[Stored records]
::::
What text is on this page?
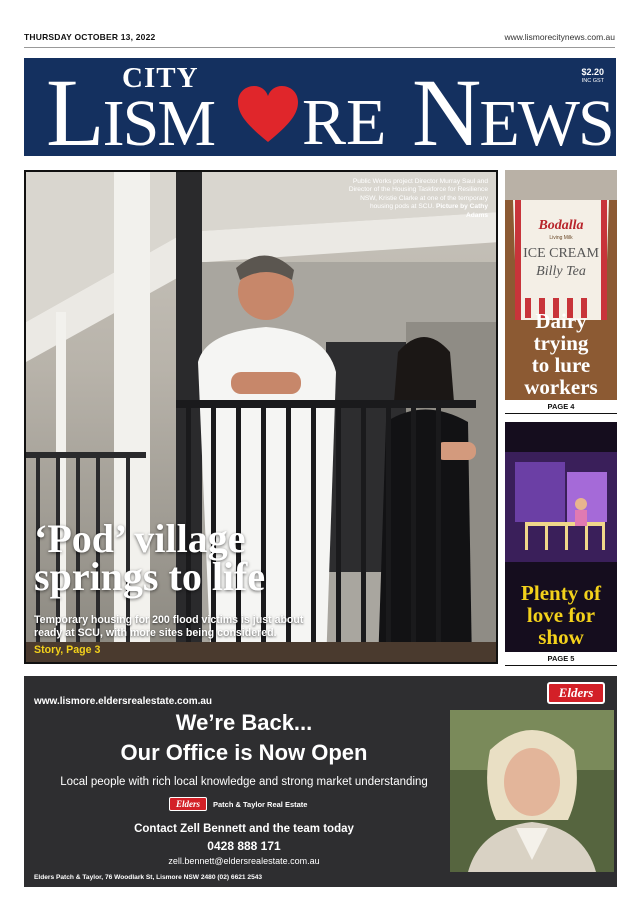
THURSDAY OCTOBER 13, 2022	www.lismorecitynews.com.au
CITY
LISM RE NEWS
$2.20
INC GST
Public Works project Director Murray Saul and Director of the Housing Taskforce for Resilience NSW, Kristie Clarke at one of the temporary housing pods at SCU. Picture by Cathy Adams
‘Pod’ village
springs to life
Temporary housing for 200 flood victims is just about ready at SCU, with more sites being considered.
Story, Page 3
Bodalla
Living Milk
ICE CREAM
Billy Tea
Dairy
trying
to lure
workers
PAGE 4
Plenty of
love for
show
PAGE 5
www.lismore.eldersrealestate.com.au
Elders
We’re Back...
Our Office is Now Open
Local people with rich local knowledge and strong market understanding
Elders	Patch & Taylor Real Estate
Contact Zell Bennett and the team today
0428 888 171
zell.bennett@eldersrealestate.com.au
Elders Patch & Taylor, 76 Woodlark St, Lismore NSW 2480 (02) 6621 2543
::::
GOAL -
Leave out the pictures and output every record above precisely as given.

FULL ANSWER -
What text is on this page?
THURSDAY OCTOBER 13, 2022	www.lismorecitynews.com.au
CITY
LISM RE NEWS
$2.20
INC GST
Public Works project Director Murray Saul and Director of the Housing Taskforce for Resilience NSW, Kristie Clarke at one of the temporary housing pods at SCU. Picture by Cathy Adams
‘Pod’ village
springs to life
Temporary housing for 200 flood victims is just about ready at SCU, with more sites being considered.
Story, Page 3
Bodalla
Living Milk
ICE CREAM
Billy Tea
Dairy
trying
to lure
workers
PAGE 4
Plenty of
love for
show
PAGE 5
www.lismore.eldersrealestate.com.au
Elders
We’re Back...
Our Office is Now Open
Local people with rich local knowledge and strong market understanding
Elders	Patch & Taylor Real Estate
Contact Zell Bennett and the team today
0428 888 171
zell.bennett@eldersrealestate.com.au
Elders Patch & Taylor, 76 Woodlark St, Lismore NSW 2480 (02) 6621 2543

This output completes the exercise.